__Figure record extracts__
☆ ☆ ☆ ☆

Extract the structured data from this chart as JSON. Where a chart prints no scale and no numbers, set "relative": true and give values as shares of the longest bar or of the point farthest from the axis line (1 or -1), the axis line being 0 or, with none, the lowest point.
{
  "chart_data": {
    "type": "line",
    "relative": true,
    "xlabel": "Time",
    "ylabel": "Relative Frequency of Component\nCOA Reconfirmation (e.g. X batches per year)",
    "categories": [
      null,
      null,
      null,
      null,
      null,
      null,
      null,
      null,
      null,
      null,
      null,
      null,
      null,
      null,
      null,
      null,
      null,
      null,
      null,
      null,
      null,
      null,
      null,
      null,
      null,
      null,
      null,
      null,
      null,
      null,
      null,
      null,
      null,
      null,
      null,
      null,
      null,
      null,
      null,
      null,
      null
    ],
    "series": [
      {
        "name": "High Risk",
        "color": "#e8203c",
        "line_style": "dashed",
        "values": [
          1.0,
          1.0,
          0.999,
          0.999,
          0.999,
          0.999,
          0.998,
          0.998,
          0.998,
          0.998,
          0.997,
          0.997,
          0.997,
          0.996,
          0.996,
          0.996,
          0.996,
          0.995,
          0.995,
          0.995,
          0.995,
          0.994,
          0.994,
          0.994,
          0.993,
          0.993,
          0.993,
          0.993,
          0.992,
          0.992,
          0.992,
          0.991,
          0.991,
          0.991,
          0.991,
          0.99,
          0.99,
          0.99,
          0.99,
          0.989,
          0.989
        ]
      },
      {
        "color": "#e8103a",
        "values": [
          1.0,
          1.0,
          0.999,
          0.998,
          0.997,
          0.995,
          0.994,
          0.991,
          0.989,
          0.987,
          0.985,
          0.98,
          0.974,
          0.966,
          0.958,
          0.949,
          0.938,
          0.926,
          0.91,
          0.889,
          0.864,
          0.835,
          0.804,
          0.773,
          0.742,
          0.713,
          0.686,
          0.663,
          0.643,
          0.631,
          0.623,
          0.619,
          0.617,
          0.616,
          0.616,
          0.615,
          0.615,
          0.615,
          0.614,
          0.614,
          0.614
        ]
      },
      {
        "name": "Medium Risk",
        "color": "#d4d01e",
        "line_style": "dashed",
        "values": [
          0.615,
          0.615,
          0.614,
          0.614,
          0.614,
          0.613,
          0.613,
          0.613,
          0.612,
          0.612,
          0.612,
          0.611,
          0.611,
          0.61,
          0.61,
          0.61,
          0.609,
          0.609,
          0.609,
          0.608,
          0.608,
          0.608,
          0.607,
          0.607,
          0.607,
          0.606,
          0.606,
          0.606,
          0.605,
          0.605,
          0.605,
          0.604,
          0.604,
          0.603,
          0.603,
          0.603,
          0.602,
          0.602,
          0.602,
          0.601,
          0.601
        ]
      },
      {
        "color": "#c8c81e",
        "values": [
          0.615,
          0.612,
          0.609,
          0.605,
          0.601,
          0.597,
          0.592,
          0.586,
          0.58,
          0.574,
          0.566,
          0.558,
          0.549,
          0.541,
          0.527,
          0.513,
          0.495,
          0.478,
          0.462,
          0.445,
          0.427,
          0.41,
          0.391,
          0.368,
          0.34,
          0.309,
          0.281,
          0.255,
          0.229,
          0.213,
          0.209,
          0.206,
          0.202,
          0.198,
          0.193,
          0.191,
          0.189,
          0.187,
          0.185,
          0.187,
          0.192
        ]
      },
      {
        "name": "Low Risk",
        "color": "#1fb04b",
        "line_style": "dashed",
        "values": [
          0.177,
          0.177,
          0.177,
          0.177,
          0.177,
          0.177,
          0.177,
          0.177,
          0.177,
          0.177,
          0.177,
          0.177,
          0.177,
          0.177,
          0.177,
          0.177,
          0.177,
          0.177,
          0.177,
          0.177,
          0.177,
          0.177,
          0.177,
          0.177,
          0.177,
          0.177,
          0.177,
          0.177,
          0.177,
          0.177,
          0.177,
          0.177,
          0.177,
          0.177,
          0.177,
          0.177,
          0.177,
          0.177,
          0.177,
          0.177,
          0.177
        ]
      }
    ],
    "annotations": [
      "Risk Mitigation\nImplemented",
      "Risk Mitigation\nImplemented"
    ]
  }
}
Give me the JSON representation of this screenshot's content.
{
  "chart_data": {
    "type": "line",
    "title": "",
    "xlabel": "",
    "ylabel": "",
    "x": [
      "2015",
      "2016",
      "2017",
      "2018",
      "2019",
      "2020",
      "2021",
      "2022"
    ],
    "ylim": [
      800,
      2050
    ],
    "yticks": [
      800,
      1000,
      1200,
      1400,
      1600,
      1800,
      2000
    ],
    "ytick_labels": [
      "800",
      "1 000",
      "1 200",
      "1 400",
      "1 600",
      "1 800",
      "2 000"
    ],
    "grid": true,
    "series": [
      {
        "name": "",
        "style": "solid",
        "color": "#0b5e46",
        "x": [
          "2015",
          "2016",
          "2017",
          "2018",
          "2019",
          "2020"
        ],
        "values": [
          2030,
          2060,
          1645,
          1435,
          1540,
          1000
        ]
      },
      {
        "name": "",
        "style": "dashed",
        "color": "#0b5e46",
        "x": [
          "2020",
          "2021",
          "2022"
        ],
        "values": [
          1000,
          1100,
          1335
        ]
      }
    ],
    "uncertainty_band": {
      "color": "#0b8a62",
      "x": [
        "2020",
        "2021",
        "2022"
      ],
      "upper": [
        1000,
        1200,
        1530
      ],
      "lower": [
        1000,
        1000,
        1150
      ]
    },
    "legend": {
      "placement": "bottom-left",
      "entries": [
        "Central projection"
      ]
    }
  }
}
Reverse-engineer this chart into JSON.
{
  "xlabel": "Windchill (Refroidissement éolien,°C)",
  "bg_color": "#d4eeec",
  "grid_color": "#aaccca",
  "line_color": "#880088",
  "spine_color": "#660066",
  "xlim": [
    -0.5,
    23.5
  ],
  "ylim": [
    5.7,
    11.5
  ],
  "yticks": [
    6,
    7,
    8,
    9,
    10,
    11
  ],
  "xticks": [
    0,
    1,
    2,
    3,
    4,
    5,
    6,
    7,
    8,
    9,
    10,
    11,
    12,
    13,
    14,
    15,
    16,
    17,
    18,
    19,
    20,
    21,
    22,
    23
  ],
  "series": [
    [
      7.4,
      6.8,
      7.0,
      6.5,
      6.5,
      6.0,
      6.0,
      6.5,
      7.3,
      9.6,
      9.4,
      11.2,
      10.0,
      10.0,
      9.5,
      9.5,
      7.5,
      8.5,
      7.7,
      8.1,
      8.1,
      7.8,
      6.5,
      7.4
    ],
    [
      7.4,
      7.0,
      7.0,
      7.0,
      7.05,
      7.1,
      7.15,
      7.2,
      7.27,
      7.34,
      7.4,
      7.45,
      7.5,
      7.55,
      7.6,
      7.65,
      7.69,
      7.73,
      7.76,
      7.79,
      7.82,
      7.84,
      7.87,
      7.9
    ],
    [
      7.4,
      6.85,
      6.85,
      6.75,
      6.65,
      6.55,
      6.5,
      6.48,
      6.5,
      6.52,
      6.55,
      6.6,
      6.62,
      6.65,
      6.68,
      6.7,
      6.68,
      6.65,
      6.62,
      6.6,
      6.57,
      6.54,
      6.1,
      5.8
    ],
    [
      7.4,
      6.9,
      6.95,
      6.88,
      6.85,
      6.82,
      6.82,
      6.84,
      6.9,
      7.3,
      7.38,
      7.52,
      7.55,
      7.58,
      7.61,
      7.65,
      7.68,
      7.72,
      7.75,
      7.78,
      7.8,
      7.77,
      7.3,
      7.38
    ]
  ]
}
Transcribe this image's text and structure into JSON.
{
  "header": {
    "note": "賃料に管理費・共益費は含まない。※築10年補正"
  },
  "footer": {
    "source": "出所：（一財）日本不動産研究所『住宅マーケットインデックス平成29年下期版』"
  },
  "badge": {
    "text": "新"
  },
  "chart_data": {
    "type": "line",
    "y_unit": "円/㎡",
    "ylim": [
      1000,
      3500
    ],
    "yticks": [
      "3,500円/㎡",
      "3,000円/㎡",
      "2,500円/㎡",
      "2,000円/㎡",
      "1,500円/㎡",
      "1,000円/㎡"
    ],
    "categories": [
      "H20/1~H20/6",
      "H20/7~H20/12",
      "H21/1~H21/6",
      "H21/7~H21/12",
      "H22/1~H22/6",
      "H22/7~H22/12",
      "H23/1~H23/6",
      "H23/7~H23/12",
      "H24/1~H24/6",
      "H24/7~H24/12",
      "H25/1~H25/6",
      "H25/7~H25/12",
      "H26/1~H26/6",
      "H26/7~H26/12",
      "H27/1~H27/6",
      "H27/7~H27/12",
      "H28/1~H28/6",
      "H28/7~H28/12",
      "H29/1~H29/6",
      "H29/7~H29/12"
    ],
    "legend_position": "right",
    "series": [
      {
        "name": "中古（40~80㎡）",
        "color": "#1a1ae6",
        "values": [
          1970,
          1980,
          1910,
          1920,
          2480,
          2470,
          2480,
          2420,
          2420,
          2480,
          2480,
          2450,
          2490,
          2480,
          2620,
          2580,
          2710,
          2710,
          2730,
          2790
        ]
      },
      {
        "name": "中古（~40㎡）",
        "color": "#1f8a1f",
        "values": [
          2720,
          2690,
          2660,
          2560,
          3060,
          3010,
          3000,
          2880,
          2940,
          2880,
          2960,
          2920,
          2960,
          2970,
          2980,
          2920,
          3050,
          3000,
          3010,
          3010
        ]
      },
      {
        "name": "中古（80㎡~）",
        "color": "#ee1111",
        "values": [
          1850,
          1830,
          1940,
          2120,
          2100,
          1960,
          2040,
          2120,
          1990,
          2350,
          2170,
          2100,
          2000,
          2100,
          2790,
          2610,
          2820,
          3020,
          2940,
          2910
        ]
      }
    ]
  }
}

☆ ☆ ☆ ☆

__Set exercise__
Only the number is wanted: count the lines of the records that hold the word "name".

__Full output__
8